◆ **Direction**
Pictures don't belong in the copy; print all the records exactly.
■ ■ ■
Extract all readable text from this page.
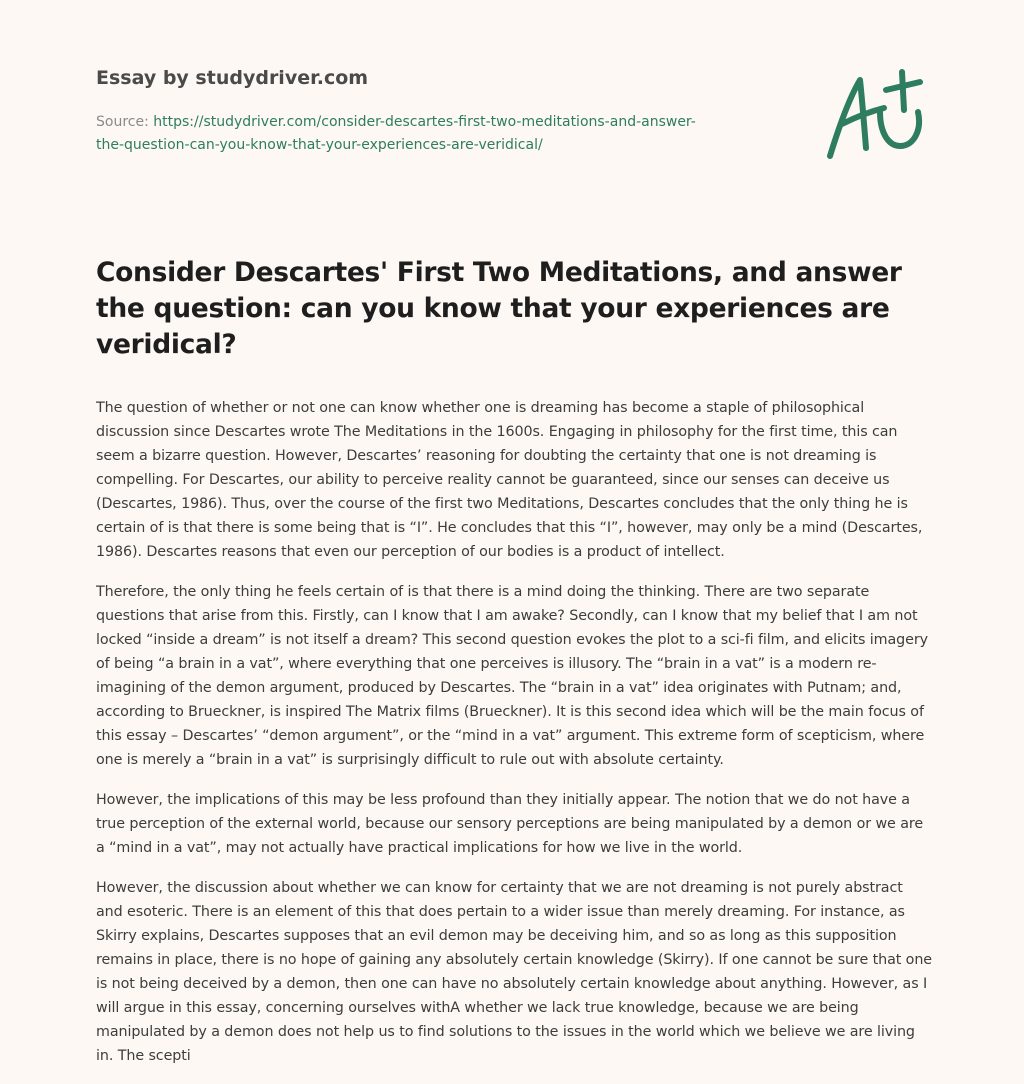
Essay by studydriver.com
Source: https://studydriver.com/consider-descartes-first-two-meditations-and-answer-
the-question-can-you-know-that-your-experiences-are-veridical/
Consider Descartes' First Two Meditations, and answer the question: can you know that your experiences are veridical?

The question of whether or not one can know whether one is dreaming has become a staple of philosophical discussion since Descartes wrote The Meditations in the 1600s. Engaging in philosophy for the first time, this can seem a bizarre question. However, Descartes’ reasoning for doubting the certainty that one is not dreaming is compelling. For Descartes, our ability to perceive reality cannot be guaranteed, since our senses can deceive us (Descartes, 1986). Thus, over the course of the first two Meditations, Descartes concludes that the only thing he is certain of is that there is some being that is “I”. He concludes that this “I”, however, may only be a mind (Descartes, 1986). Descartes reasons that even our perception of our bodies is a product of intellect.

Therefore, the only thing he feels certain of is that there is a mind doing the thinking. There are two separate questions that arise from this. Firstly, can I know that I am awake? Secondly, can I know that my belief that I am not locked “inside a dream” is not itself a dream? This second question evokes the plot to a sci-fi film, and elicits imagery of being “a brain in a vat”, where everything that one perceives is illusory. The “brain in a vat” is a modern re-imagining of the demon argument, produced by Descartes. The “brain in a vat” idea originates with Putnam; and, according to Brueckner, is inspired The Matrix films (Brueckner). It is this second idea which will be the main focus of this essay – Descartes’ “demon argument”, or the “mind in a vat” argument. This extreme form of scepticism, where one is merely a “brain in a vat” is surprisingly difficult to rule out with absolute certainty.

However, the implications of this may be less profound than they initially appear. The notion that we do not have a true perception of the external world, because our sensory perceptions are being manipulated by a demon or we are a “mind in a vat”, may not actually have practical implications for how we live in the world.

However, the discussion about whether we can know for certainty that we are not dreaming is not purely abstract and esoteric. There is an element of this that does pertain to a wider issue than merely dreaming. For instance, as Skirry explains, Descartes supposes that an evil demon may be deceiving him, and so as long as this supposition remains in place, there is no hope of gaining any absolutely certain knowledge (Skirry). If one cannot be sure that one is not being deceived by a demon, then one can have no absolutely certain knowledge about anything. However, as I will argue in this essay, concerning ourselves withA whether we lack true knowledge, because we are being manipulated by a demon does not help us to find solutions to the issues in the world which we believe we are living in. The scepti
■ ■ ■
◆ **Exercise answer**
Extract all readable text from this page.
Essay by studydriver.com
Source: https://studydriver.com/consider-descartes-first-two-meditations-and-answer-
the-question-can-you-know-that-your-experiences-are-veridical/
Consider Descartes' First Two Meditations, and answer the question: can you know that your experiences are veridical?

The question of whether or not one can know whether one is dreaming has become a staple of philosophical discussion since Descartes wrote The Meditations in the 1600s. Engaging in philosophy for the first time, this can seem a bizarre question. However, Descartes’ reasoning for doubting the certainty that one is not dreaming is compelling. For Descartes, our ability to perceive reality cannot be guaranteed, since our senses can deceive us (Descartes, 1986). Thus, over the course of the first two Meditations, Descartes concludes that the only thing he is certain of is that there is some being that is “I”. He concludes that this “I”, however, may only be a mind (Descartes, 1986). Descartes reasons that even our perception of our bodies is a product of intellect.

Therefore, the only thing he feels certain of is that there is a mind doing the thinking. There are two separate questions that arise from this. Firstly, can I know that I am awake? Secondly, can I know that my belief that I am not locked “inside a dream” is not itself a dream? This second question evokes the plot to a sci-fi film, and elicits imagery of being “a brain in a vat”, where everything that one perceives is illusory. The “brain in a vat” is a modern re-imagining of the demon argument, produced by Descartes. The “brain in a vat” idea originates with Putnam; and, according to Brueckner, is inspired The Matrix films (Brueckner). It is this second idea which will be the main focus of this essay – Descartes’ “demon argument”, or the “mind in a vat” argument. This extreme form of scepticism, where one is merely a “brain in a vat” is surprisingly difficult to rule out with absolute certainty.

However, the implications of this may be less profound than they initially appear. The notion that we do not have a true perception of the external world, because our sensory perceptions are being manipulated by a demon or we are a “mind in a vat”, may not actually have practical implications for how we live in the world.

However, the discussion about whether we can know for certainty that we are not dreaming is not purely abstract and esoteric. There is an element of this that does pertain to a wider issue than merely dreaming. For instance, as Skirry explains, Descartes supposes that an evil demon may be deceiving him, and so as long as this supposition remains in place, there is no hope of gaining any absolutely certain knowledge (Skirry). If one cannot be sure that one is not being deceived by a demon, then one can have no absolutely certain knowledge about anything. However, as I will argue in this essay, concerning ourselves withA whether we lack true knowledge, because we are being manipulated by a demon does not help us to find solutions to the issues in the world which we believe we are living in. The scepti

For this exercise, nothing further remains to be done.